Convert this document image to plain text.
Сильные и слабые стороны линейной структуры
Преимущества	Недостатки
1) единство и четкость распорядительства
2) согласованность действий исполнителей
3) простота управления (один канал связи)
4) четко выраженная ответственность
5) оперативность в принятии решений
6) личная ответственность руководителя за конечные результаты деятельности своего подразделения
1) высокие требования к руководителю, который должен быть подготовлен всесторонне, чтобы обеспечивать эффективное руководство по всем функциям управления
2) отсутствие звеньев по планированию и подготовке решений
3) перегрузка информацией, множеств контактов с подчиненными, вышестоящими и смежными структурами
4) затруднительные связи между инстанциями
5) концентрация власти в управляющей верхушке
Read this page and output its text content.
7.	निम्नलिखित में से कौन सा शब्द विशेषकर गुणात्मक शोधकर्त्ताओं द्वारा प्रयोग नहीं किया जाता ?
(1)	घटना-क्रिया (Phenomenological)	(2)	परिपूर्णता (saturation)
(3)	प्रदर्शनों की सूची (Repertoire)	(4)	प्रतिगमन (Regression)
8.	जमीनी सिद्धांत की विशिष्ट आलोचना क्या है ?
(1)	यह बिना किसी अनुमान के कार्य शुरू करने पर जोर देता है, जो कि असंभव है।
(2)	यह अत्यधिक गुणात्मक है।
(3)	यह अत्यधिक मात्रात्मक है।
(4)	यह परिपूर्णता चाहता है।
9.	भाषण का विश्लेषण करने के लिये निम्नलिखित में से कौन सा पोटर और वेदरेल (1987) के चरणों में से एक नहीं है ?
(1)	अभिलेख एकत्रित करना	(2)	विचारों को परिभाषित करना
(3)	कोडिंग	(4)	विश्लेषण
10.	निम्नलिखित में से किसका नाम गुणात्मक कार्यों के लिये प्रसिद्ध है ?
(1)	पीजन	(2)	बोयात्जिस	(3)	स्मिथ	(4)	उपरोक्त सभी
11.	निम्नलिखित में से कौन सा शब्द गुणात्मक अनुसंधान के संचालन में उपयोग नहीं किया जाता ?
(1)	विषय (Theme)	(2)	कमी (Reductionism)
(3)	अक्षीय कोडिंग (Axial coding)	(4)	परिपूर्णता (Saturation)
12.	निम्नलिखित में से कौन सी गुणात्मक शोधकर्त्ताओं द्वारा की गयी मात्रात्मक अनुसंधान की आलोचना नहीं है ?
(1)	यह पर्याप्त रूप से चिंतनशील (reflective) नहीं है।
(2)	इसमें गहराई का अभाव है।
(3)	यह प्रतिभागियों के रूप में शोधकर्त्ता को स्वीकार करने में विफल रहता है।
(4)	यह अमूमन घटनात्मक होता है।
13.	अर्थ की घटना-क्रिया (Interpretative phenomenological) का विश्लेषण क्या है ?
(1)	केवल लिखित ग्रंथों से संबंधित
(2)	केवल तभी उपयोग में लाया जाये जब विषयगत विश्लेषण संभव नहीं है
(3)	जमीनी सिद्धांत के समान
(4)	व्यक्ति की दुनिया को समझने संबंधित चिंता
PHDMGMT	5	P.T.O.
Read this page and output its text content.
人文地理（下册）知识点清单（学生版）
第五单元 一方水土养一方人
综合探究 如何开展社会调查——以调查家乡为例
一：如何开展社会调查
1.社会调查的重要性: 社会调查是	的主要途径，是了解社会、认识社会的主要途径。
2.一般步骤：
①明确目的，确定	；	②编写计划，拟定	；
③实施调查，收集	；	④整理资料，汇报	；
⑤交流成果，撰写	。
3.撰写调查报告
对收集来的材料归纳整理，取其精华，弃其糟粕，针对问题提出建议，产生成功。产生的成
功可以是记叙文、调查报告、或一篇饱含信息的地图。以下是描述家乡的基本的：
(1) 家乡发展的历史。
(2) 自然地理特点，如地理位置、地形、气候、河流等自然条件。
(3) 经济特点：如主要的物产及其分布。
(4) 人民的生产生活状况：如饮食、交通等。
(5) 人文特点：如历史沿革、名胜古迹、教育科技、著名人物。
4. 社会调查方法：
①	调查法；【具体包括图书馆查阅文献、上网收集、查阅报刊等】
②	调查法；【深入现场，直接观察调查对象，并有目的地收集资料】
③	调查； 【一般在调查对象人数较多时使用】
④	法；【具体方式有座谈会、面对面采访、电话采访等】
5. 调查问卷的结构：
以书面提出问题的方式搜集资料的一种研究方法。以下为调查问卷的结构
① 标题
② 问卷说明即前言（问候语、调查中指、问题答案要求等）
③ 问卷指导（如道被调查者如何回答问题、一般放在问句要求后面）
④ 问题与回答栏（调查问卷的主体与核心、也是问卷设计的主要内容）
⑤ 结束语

◆ ◆ ◆ ◆ ◆ ◆ ◆

— Work instructions —
Repeat the listing in full, keeping every line exactly as it is.

— Full solution —
Convert this document image to plain text.
Сильные и слабые стороны линейной структуры
Преимущества	Недостатки
1) единство и четкость распорядительства
2) согласованность действий исполнителей
3) простота управления (один канал связи)
4) четко выраженная ответственность
5) оперативность в принятии решений
6) личная ответственность руководителя за конечные результаты деятельности своего подразделения
1) высокие требования к руководителю, который должен быть подготовлен всесторонне, чтобы обеспечивать эффективное руководство по всем функциям управления
2) отсутствие звеньев по планированию и подготовке решений
3) перегрузка информацией, множеств контактов с подчиненными, вышестоящими и смежными структурами
4) затруднительные связи между инстанциями
5) концентрация власти в управляющей верхушке
Read this page and output its text content.
7.	निम्नलिखित में से कौन सा शब्द विशेषकर गुणात्मक शोधकर्त्ताओं द्वारा प्रयोग नहीं किया जाता ?
(1)	घटना-क्रिया (Phenomenological)	(2)	परिपूर्णता (saturation)
(3)	प्रदर्शनों की सूची (Repertoire)	(4)	प्रतिगमन (Regression)
8.	जमीनी सिद्धांत की विशिष्ट आलोचना क्या है ?
(1)	यह बिना किसी अनुमान के कार्य शुरू करने पर जोर देता है, जो कि असंभव है।
(2)	यह अत्यधिक गुणात्मक है।
(3)	यह अत्यधिक मात्रात्मक है।
(4)	यह परिपूर्णता चाहता है।
9.	भाषण का विश्लेषण करने के लिये निम्नलिखित में से कौन सा पोटर और वेदरेल (1987) के चरणों में से एक नहीं है ?
(1)	अभिलेख एकत्रित करना	(2)	विचारों को परिभाषित करना
(3)	कोडिंग	(4)	विश्लेषण
10.	निम्नलिखित में से किसका नाम गुणात्मक कार्यों के लिये प्रसिद्ध है ?
(1)	पीजन	(2)	बोयात्जिस	(3)	स्मिथ	(4)	उपरोक्त सभी
11.	निम्नलिखित में से कौन सा शब्द गुणात्मक अनुसंधान के संचालन में उपयोग नहीं किया जाता ?
(1)	विषय (Theme)	(2)	कमी (Reductionism)
(3)	अक्षीय कोडिंग (Axial coding)	(4)	परिपूर्णता (Saturation)
12.	निम्नलिखित में से कौन सी गुणात्मक शोधकर्त्ताओं द्वारा की गयी मात्रात्मक अनुसंधान की आलोचना नहीं है ?
(1)	यह पर्याप्त रूप से चिंतनशील (reflective) नहीं है।
(2)	इसमें गहराई का अभाव है।
(3)	यह प्रतिभागियों के रूप में शोधकर्त्ता को स्वीकार करने में विफल रहता है।
(4)	यह अमूमन घटनात्मक होता है।
13.	अर्थ की घटना-क्रिया (Interpretative phenomenological) का विश्लेषण क्या है ?
(1)	केवल लिखित ग्रंथों से संबंधित
(2)	केवल तभी उपयोग में लाया जाये जब विषयगत विश्लेषण संभव नहीं है
(3)	जमीनी सिद्धांत के समान
(4)	व्यक्ति की दुनिया को समझने संबंधित चिंता
PHDMGMT	5	P.T.O.
Read this page and output its text content.
人文地理（下册）知识点清单（学生版）
第五单元 一方水土养一方人
综合探究 如何开展社会调查——以调查家乡为例
一：如何开展社会调查
1.社会调查的重要性: 社会调查是	的主要途径，是了解社会、认识社会的主要途径。
2.一般步骤：
①明确目的，确定	；	②编写计划，拟定	；
③实施调查，收集	；	④整理资料，汇报	；
⑤交流成果，撰写	。
3.撰写调查报告
对收集来的材料归纳整理，取其精华，弃其糟粕，针对问题提出建议，产生成功。产生的成
功可以是记叙文、调查报告、或一篇饱含信息的地图。以下是描述家乡的基本的：
(1) 家乡发展的历史。
(2) 自然地理特点，如地理位置、地形、气候、河流等自然条件。
(3) 经济特点：如主要的物产及其分布。
(4) 人民的生产生活状况：如饮食、交通等。
(5) 人文特点：如历史沿革、名胜古迹、教育科技、著名人物。
4. 社会调查方法：
①	调查法；【具体包括图书馆查阅文献、上网收集、查阅报刊等】
②	调查法；【深入现场，直接观察调查对象，并有目的地收集资料】
③	调查； 【一般在调查对象人数较多时使用】
④	法；【具体方式有座谈会、面对面采访、电话采访等】
5. 调查问卷的结构：
以书面提出问题的方式搜集资料的一种研究方法。以下为调查问卷的结构
① 标题
② 问卷说明即前言（问候语、调查中指、问题答案要求等）
③ 问卷指导（如道被调查者如何回答问题、一般放在问句要求后面）
④ 问题与回答栏（调查问卷的主体与核心、也是问卷设计的主要内容）
⑤ 结束语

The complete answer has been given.